Dataset rows:
⁂
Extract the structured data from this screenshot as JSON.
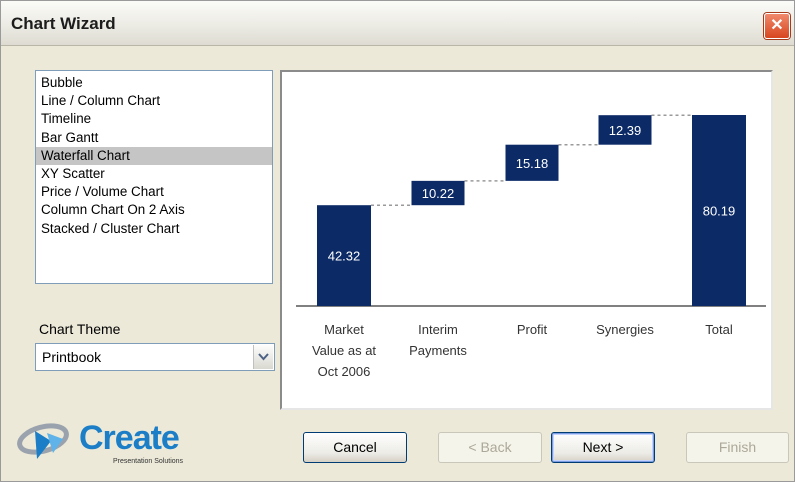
{
  "window": {
    "title": "Chart Wizard",
    "close_glyph": "✕"
  },
  "chart_types": {
    "items": [
      "Bubble",
      "Line / Column Chart",
      "Timeline",
      "Bar Gantt",
      "Waterfall Chart",
      "XY Scatter",
      "Price / Volume Chart",
      "Column Chart On 2 Axis",
      "Stacked / Cluster Chart"
    ],
    "selected_index": 4
  },
  "theme": {
    "label": "Chart Theme",
    "value": "Printbook"
  },
  "buttons": {
    "cancel": "Cancel",
    "back": "< Back",
    "next": "Next >",
    "finish": "Finish"
  },
  "logo": {
    "word": "Create",
    "tagline": "Presentation Solutions"
  },
  "colors": {
    "bar": "#0b2a66",
    "connector": "#9a9a9a",
    "selection": "#c5c5c5"
  },
  "chart_data": {
    "type": "waterfall",
    "categories": [
      [
        "Market",
        "Value as at",
        "Oct 2006"
      ],
      [
        "Interim",
        "Payments"
      ],
      [
        "Profit"
      ],
      [
        "Synergies"
      ],
      [
        "Total"
      ]
    ],
    "values": [
      42.32,
      10.22,
      15.18,
      12.39,
      80.19
    ],
    "labels": [
      "42.32",
      "10.22",
      "15.18",
      "12.39",
      "80.19"
    ],
    "total_index": 4,
    "ylim": [
      0,
      80.19
    ],
    "connectors": "dashed"
  }
}
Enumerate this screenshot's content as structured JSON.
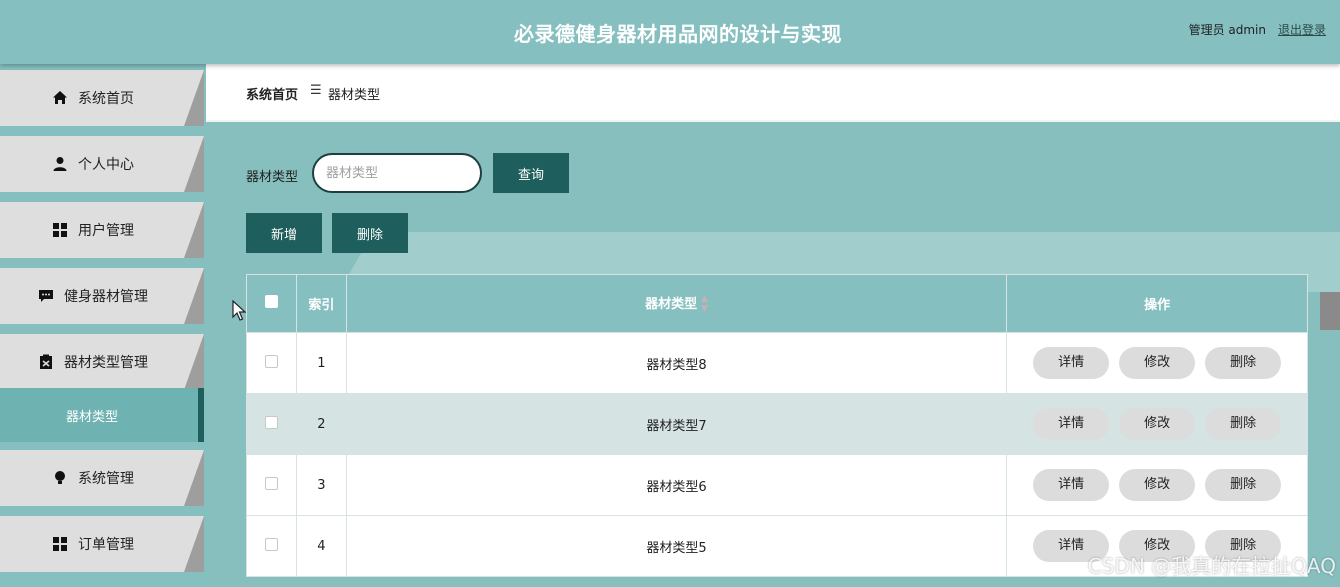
{
  "header": {
    "title": "必录德健身器材用品网的设计与实现",
    "user": "管理员 admin",
    "logout": "退出登录"
  },
  "sidebar": {
    "items": [
      {
        "label": "系统首页",
        "icon": "home-icon"
      },
      {
        "label": "个人中心",
        "icon": "person-icon"
      },
      {
        "label": "用户管理",
        "icon": "grid-icon"
      },
      {
        "label": "健身器材管理",
        "icon": "chat-icon"
      },
      {
        "label": "器材类型管理",
        "icon": "clipboard-icon"
      },
      {
        "label": "系统管理",
        "icon": "bulb-icon"
      },
      {
        "label": "订单管理",
        "icon": "grid-icon"
      }
    ],
    "active_sub": "器材类型"
  },
  "breadcrumb": {
    "home": "系统首页",
    "sep": "☰",
    "current": "器材类型"
  },
  "search": {
    "label": "器材类型",
    "placeholder": "器材类型",
    "button": "查询"
  },
  "actions": {
    "add": "新增",
    "delete": "删除"
  },
  "table": {
    "headers": [
      "索引",
      "器材类型",
      "操作"
    ],
    "rows": [
      {
        "index": "1",
        "type": "器材类型8"
      },
      {
        "index": "2",
        "type": "器材类型7"
      },
      {
        "index": "3",
        "type": "器材类型6"
      },
      {
        "index": "4",
        "type": "器材类型5"
      }
    ],
    "row_actions": [
      "详情",
      "修改",
      "删除"
    ]
  },
  "watermark": "CSDN @我真的在拉扯QAQ",
  "colors": {
    "header_bg": "#86bfc0",
    "accent_dark": "#1e5e5c",
    "row_alt": "#d5e3e2"
  }
}
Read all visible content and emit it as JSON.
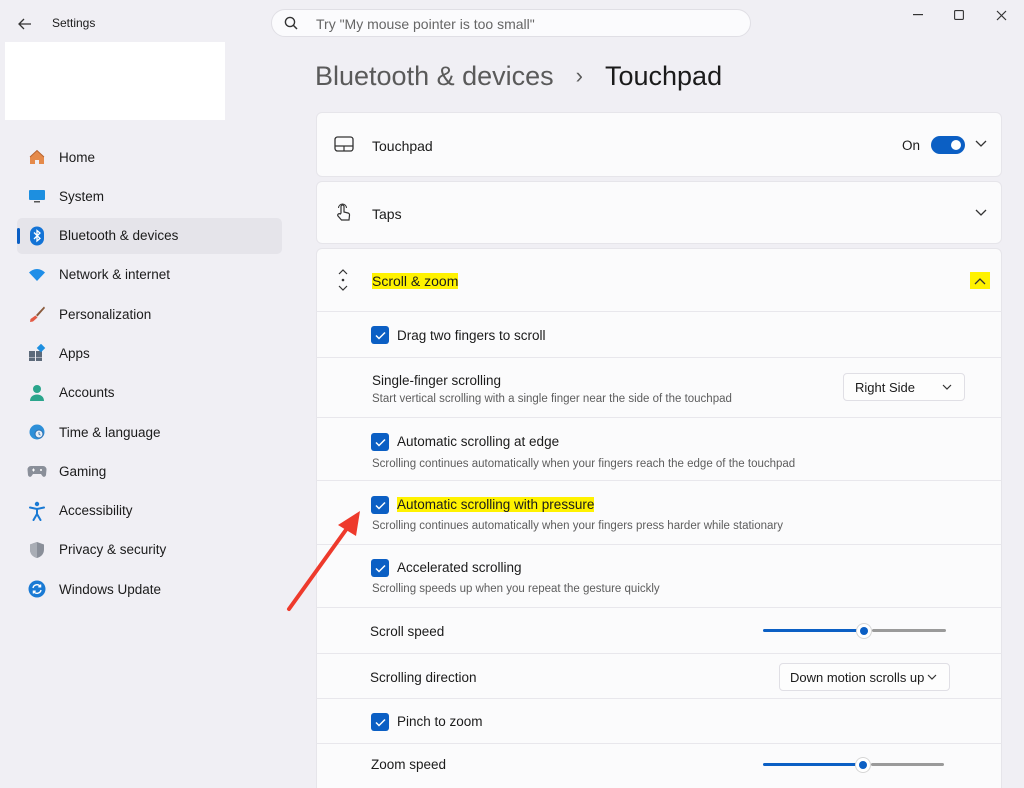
{
  "window": {
    "title": "Settings",
    "controls": [
      "minimize-icon",
      "maximize-icon",
      "close-icon"
    ]
  },
  "search": {
    "placeholder": "Try \"My mouse pointer is too small\"",
    "value": ""
  },
  "sidebar": {
    "items": [
      {
        "label": "Home",
        "icon": "home-icon"
      },
      {
        "label": "System",
        "icon": "system-icon"
      },
      {
        "label": "Bluetooth & devices",
        "icon": "bluetooth-icon",
        "selected": true
      },
      {
        "label": "Network & internet",
        "icon": "wifi-icon"
      },
      {
        "label": "Personalization",
        "icon": "brush-icon"
      },
      {
        "label": "Apps",
        "icon": "apps-icon"
      },
      {
        "label": "Accounts",
        "icon": "person-icon"
      },
      {
        "label": "Time & language",
        "icon": "globe-clock-icon"
      },
      {
        "label": "Gaming",
        "icon": "gamepad-icon"
      },
      {
        "label": "Accessibility",
        "icon": "accessibility-icon"
      },
      {
        "label": "Privacy & security",
        "icon": "shield-icon"
      },
      {
        "label": "Windows Update",
        "icon": "update-icon"
      }
    ]
  },
  "breadcrumb": {
    "parent": "Bluetooth & devices",
    "separator": "›",
    "current": "Touchpad"
  },
  "touchpad_card": {
    "label": "Touchpad",
    "toggle_state": "On",
    "toggle_on": true
  },
  "taps_card": {
    "label": "Taps"
  },
  "scroll_zoom": {
    "label": "Scroll & zoom",
    "drag_two_fingers": {
      "label": "Drag two fingers to scroll",
      "checked": true
    },
    "single_finger": {
      "label": "Single-finger scrolling",
      "sub": "Start vertical scrolling with a single finger near the side of the touchpad",
      "value": "Right Side"
    },
    "auto_edge": {
      "label": "Automatic scrolling at edge",
      "sub": "Scrolling continues automatically when your fingers reach the edge of the touchpad",
      "checked": true
    },
    "auto_pressure": {
      "label": "Automatic scrolling with pressure",
      "sub": "Scrolling continues automatically when your fingers press harder while stationary",
      "checked": true
    },
    "accelerated": {
      "label": "Accelerated scrolling",
      "sub": "Scrolling speeds up when you repeat the gesture quickly",
      "checked": true
    },
    "scroll_speed": {
      "label": "Scroll speed",
      "level": 0.55
    },
    "scroll_direction": {
      "label": "Scrolling direction",
      "value": "Down motion scrolls up"
    },
    "pinch_zoom": {
      "label": "Pinch to zoom",
      "checked": true
    },
    "zoom_speed": {
      "label": "Zoom speed",
      "level": 0.55
    }
  },
  "colors": {
    "accent": "#0b5fc4",
    "highlight": "#fff200",
    "annotation_arrow": "#ee3a2c"
  }
}
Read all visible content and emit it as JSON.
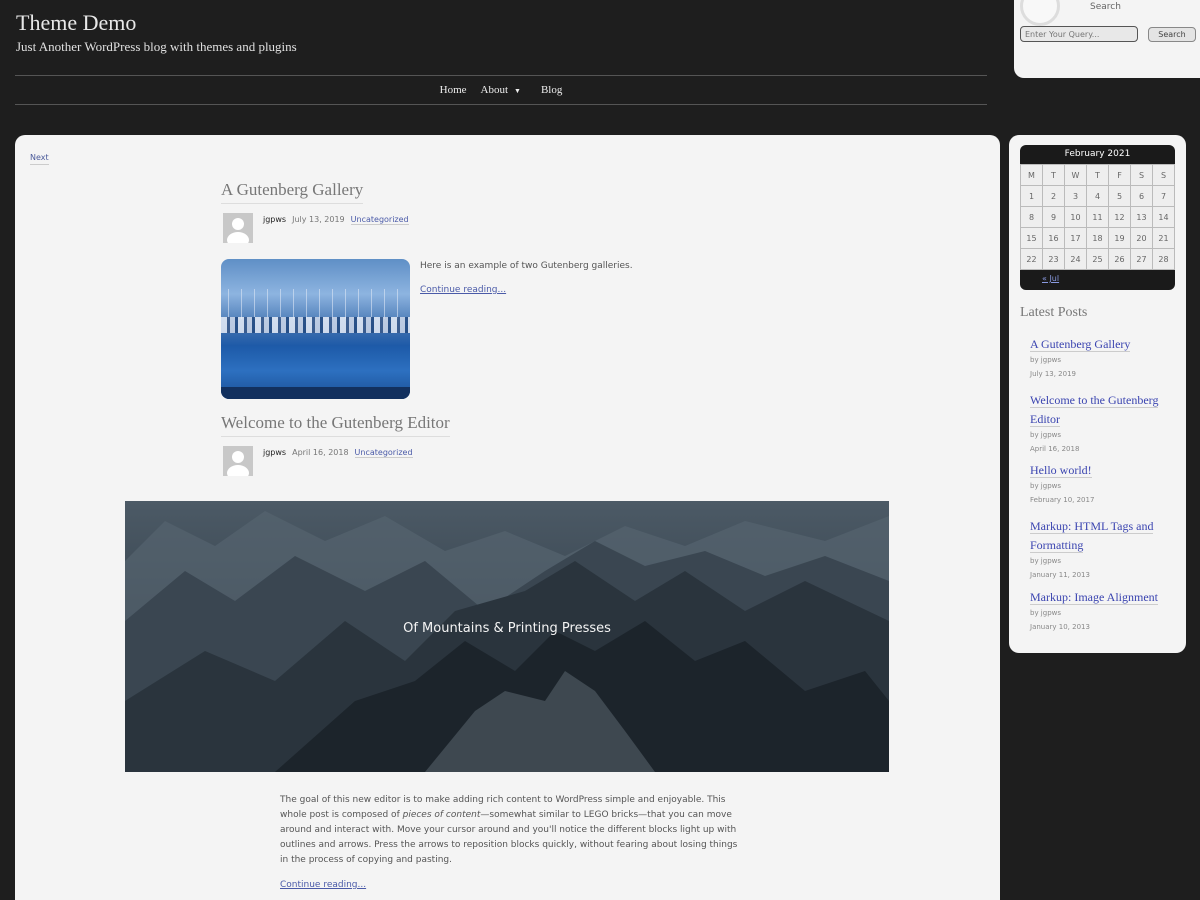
{
  "site": {
    "title": "Theme Demo",
    "description": "Just Another WordPress blog with themes and plugins"
  },
  "search": {
    "label": "Search",
    "placeholder": "Enter Your Query...",
    "button": "Search"
  },
  "nav": {
    "home": "Home",
    "about": "About",
    "about_arrow": "▼",
    "blog": "Blog"
  },
  "pagination": {
    "next": "Next"
  },
  "posts": [
    {
      "title": "A Gutenberg Gallery",
      "author": "jgpws",
      "date": "July 13, 2019",
      "category": "Uncategorized",
      "excerpt": "Here is an example of two Gutenberg galleries.",
      "continue": "Continue reading..."
    },
    {
      "title": "Welcome to the Gutenberg Editor",
      "author": "jgpws",
      "date": "April 16, 2018",
      "category": "Uncategorized",
      "cover_text": "Of Mountains & Printing Presses",
      "body_1": "The goal of this new editor is to make adding rich content to WordPress simple and enjoyable. This whole post is composed of ",
      "body_em": "pieces of content",
      "body_2": "—somewhat similar to LEGO bricks—that you can move around and interact with. Move your cursor around and you'll notice the different blocks light up with outlines and arrows. Press the arrows to reposition blocks quickly, without fearing about losing things in the process of copying and pasting.",
      "continue": "Continue reading..."
    }
  ],
  "calendar": {
    "caption": "February 2021",
    "days": [
      "M",
      "T",
      "W",
      "T",
      "F",
      "S",
      "S"
    ],
    "weeks": [
      [
        "1",
        "2",
        "3",
        "4",
        "5",
        "6",
        "7"
      ],
      [
        "8",
        "9",
        "10",
        "11",
        "12",
        "13",
        "14"
      ],
      [
        "15",
        "16",
        "17",
        "18",
        "19",
        "20",
        "21"
      ],
      [
        "22",
        "23",
        "24",
        "25",
        "26",
        "27",
        "28"
      ]
    ],
    "prev": "« Jul"
  },
  "latest_posts": {
    "title": "Latest Posts",
    "items": [
      {
        "title": "A Gutenberg Gallery",
        "by": "by jgpws",
        "date": "July 13, 2019"
      },
      {
        "title": "Welcome to the Gutenberg Editor",
        "by": "by jgpws",
        "date": "April 16, 2018"
      },
      {
        "title": "Hello world!",
        "by": "by jgpws",
        "date": "February 10, 2017"
      },
      {
        "title": "Markup: HTML Tags and Formatting",
        "by": "by jgpws",
        "date": "January 11, 2013"
      },
      {
        "title": "Markup: Image Alignment",
        "by": "by jgpws",
        "date": "January 10, 2013"
      }
    ]
  }
}
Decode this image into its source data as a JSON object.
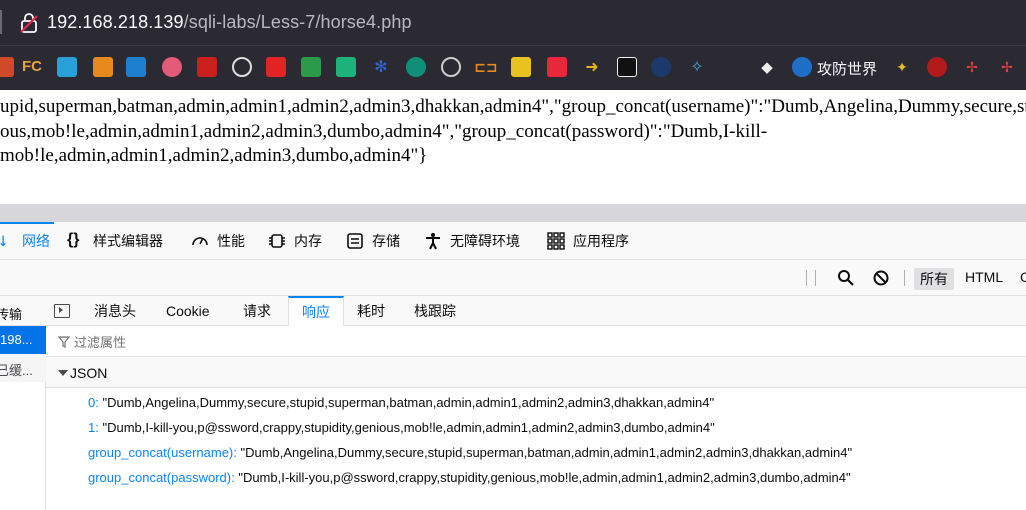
{
  "url_bar": {
    "host": "192.168.218.139",
    "path": "/sqli-labs/Less-7/horse4.php"
  },
  "bookmarks": {
    "icons": [
      "rocket-icon",
      "fc-icon",
      "folder-icon",
      "box-icon",
      "vue-icon",
      "flower-icon",
      "seal-icon",
      "github-icon",
      "c-icon",
      "grid-icon",
      "doc-icon",
      "snowflake-icon",
      "c-circle-icon",
      "globe-icon",
      "bracket-icon",
      "face-icon",
      "card-icon",
      "arrow-icon",
      "cast-icon",
      "shield-icon",
      "puzzle-icon",
      "bird-icon",
      "pin-icon",
      "star-icon",
      "rose-icon",
      "flag-icon"
    ],
    "fc_label": "FC",
    "gongfang_label": "攻防世界"
  },
  "page": {
    "line1": "upid,superman,batman,admin,admin1,admin2,admin3,dhakkan,admin4\",\"group_concat(username)\":\"Dumb,Angelina,Dummy,secure,st",
    "line2": "ous,mob!le,admin,admin1,admin2,admin3,dumbo,admin4\",\"group_concat(password)\":\"Dumb,I-kill-",
    "line3": "mob!le,admin,admin1,admin2,admin3,dumbo,admin4\"}"
  },
  "devtools": {
    "tabs": [
      {
        "label": "网络",
        "icon": "network-icon"
      },
      {
        "label": "样式编辑器",
        "icon": "braces-icon"
      },
      {
        "label": "性能",
        "icon": "gauge-icon"
      },
      {
        "label": "内存",
        "icon": "chip-icon"
      },
      {
        "label": "存储",
        "icon": "storage-icon"
      },
      {
        "label": "无障碍环境",
        "icon": "accessibility-icon"
      },
      {
        "label": "应用程序",
        "icon": "apps-icon"
      }
    ],
    "filter_buttons": {
      "all": "所有",
      "html": "HTML",
      "more": "C"
    },
    "request_list": {
      "header": "传输",
      "selected_row": "198...",
      "row2": "已缓..."
    },
    "detail_tabs": [
      "消息头",
      "Cookie",
      "请求",
      "响应",
      "耗时",
      "栈跟踪"
    ],
    "filter_placeholder": "过滤属性",
    "json_section": "JSON",
    "json": [
      {
        "key": "0:",
        "value": "\"Dumb,Angelina,Dummy,secure,stupid,superman,batman,admin,admin1,admin2,admin3,dhakkan,admin4\""
      },
      {
        "key": "1:",
        "value": "\"Dumb,I-kill-you,p@ssword,crappy,stupidity,genious,mob!le,admin,admin1,admin2,admin3,dumbo,admin4\""
      },
      {
        "key": "group_concat(username):",
        "value": "\"Dumb,Angelina,Dummy,secure,stupid,superman,batman,admin,admin1,admin2,admin3,dhakkan,admin4\""
      },
      {
        "key": "group_concat(password):",
        "value": "\"Dumb,I-kill-you,p@ssword,crappy,stupidity,genious,mob!le,admin,admin1,admin2,admin3,dumbo,admin4\""
      }
    ]
  }
}
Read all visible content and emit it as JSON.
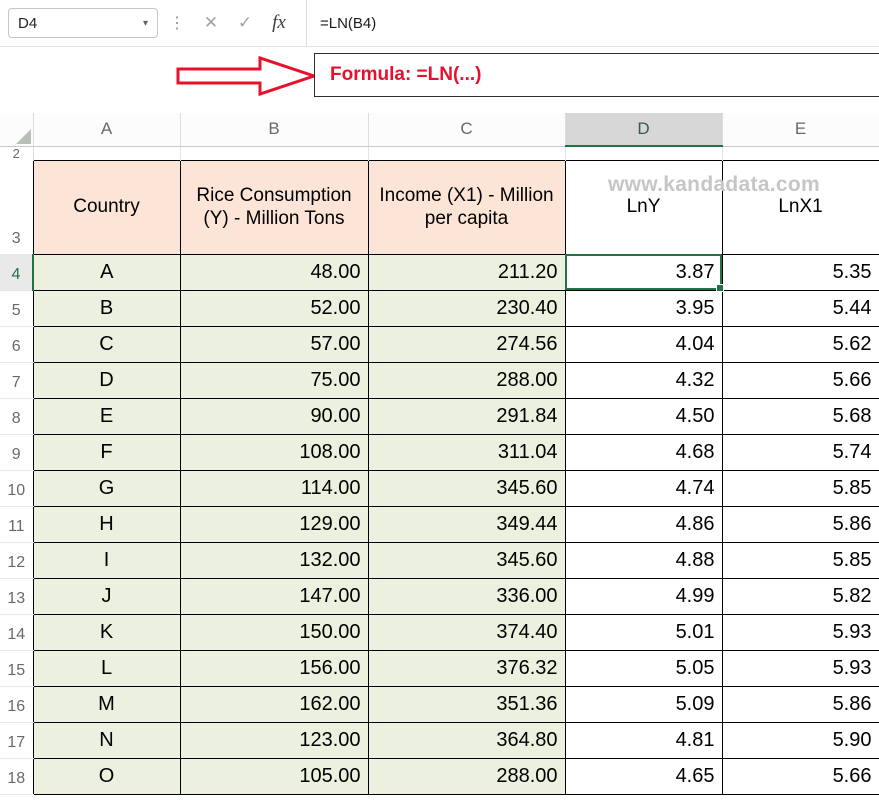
⁂
Short problem: Search the data for the word "Markup" and copy each line where it appears.

Task result:
        "title": "Markup: HTML Tags and Formatting",
        "title": "Markup: Image Alignment",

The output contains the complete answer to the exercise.